Collected data entries:
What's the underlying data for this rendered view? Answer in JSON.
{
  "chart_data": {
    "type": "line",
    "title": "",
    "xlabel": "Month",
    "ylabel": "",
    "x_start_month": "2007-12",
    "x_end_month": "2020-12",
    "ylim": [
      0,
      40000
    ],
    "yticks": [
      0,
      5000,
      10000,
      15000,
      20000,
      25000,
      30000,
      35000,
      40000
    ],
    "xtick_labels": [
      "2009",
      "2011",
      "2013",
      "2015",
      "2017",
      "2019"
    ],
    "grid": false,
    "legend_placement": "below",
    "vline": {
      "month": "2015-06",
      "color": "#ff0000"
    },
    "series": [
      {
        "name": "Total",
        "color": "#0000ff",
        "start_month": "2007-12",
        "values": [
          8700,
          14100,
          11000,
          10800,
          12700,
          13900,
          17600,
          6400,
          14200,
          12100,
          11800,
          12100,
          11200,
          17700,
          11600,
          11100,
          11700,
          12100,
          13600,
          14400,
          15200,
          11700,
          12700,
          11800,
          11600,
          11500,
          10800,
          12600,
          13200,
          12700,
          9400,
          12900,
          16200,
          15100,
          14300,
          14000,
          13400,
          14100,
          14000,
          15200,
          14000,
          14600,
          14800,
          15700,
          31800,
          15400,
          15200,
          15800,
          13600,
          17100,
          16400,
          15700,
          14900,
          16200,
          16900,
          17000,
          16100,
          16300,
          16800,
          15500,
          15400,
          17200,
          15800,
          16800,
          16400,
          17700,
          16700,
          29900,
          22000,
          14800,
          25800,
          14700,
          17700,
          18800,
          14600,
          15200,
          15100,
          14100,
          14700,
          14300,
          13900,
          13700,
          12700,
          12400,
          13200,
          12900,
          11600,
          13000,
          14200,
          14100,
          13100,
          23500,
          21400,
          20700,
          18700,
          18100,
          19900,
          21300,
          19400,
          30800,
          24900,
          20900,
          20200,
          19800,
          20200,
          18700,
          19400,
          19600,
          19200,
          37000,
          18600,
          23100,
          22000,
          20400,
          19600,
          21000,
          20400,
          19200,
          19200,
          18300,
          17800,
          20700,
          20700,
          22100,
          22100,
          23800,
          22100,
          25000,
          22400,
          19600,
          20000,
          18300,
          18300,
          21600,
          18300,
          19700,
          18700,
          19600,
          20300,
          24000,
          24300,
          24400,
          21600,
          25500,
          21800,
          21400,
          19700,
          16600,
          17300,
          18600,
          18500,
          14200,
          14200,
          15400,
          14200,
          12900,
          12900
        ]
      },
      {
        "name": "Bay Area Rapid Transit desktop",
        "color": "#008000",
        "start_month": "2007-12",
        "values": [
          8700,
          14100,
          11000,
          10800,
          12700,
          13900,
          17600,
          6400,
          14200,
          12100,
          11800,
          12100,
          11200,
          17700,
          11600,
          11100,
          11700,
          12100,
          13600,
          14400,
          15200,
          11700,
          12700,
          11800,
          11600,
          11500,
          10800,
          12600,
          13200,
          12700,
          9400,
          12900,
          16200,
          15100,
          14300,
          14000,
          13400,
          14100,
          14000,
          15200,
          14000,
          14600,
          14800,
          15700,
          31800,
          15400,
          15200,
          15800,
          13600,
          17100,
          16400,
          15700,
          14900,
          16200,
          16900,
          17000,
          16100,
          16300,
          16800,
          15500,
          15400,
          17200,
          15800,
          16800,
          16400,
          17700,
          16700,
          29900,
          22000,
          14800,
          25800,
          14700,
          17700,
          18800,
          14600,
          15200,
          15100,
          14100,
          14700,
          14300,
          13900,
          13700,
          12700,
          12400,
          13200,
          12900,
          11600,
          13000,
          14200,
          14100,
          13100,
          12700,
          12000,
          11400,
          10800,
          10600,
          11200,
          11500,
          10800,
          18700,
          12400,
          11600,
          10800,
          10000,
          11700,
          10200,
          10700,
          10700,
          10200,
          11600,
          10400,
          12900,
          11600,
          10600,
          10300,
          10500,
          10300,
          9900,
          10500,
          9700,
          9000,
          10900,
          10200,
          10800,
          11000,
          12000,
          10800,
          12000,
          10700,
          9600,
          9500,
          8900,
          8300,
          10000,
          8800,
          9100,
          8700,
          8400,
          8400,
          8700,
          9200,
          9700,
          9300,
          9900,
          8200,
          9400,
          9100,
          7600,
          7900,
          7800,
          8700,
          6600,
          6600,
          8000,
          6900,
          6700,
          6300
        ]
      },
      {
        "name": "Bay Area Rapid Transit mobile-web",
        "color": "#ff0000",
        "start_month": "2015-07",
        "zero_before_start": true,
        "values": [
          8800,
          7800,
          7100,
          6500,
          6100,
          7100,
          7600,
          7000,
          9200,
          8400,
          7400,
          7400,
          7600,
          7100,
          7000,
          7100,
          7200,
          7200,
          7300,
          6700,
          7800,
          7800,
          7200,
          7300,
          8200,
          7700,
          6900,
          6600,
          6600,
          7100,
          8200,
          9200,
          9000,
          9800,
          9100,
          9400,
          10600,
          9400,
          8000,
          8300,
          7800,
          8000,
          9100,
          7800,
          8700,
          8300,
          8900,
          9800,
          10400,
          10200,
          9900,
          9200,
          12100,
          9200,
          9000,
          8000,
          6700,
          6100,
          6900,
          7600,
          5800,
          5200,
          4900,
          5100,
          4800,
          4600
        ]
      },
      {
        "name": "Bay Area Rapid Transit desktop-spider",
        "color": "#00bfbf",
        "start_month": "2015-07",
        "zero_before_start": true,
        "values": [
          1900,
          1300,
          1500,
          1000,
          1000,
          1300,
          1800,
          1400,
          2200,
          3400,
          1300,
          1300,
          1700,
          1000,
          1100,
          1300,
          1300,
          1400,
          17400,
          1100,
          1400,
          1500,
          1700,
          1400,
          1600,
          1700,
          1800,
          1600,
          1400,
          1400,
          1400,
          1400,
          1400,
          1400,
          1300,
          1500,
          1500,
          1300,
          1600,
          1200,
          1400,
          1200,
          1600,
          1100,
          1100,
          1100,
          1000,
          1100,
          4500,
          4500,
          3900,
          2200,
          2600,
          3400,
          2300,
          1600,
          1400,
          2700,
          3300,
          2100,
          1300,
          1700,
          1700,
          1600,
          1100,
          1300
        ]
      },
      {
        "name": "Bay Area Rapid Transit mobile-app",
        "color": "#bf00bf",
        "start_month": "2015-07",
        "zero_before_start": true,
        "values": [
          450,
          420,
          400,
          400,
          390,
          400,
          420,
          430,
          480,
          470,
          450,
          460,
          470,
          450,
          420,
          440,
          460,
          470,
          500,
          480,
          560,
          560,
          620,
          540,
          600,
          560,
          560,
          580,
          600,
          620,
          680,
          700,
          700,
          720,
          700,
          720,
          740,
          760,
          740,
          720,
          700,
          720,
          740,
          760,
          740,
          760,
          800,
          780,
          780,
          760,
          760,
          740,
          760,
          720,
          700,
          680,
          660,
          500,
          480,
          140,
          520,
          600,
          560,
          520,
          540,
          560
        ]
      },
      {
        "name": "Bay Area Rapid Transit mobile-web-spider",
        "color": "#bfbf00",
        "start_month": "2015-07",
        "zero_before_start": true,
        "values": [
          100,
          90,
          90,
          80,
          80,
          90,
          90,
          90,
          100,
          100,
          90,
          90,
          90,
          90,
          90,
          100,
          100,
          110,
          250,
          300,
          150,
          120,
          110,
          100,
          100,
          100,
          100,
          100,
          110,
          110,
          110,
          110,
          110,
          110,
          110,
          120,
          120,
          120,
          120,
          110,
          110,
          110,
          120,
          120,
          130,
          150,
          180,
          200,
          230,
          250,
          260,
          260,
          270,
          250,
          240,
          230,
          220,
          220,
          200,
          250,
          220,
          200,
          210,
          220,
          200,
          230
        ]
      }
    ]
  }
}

◆ GOAL ◆
Copy each line from the data above that includes "Rapid".

◆ SOLUTION FOR THIS EXERCISE ◆
        "name": "Bay Area Rapid Transit desktop",
        "name": "Bay Area Rapid Transit mobile-web",
        "name": "Bay Area Rapid Transit desktop-spider",
        "name": "Bay Area Rapid Transit mobile-app",
        "name": "Bay Area Rapid Transit mobile-web-spider",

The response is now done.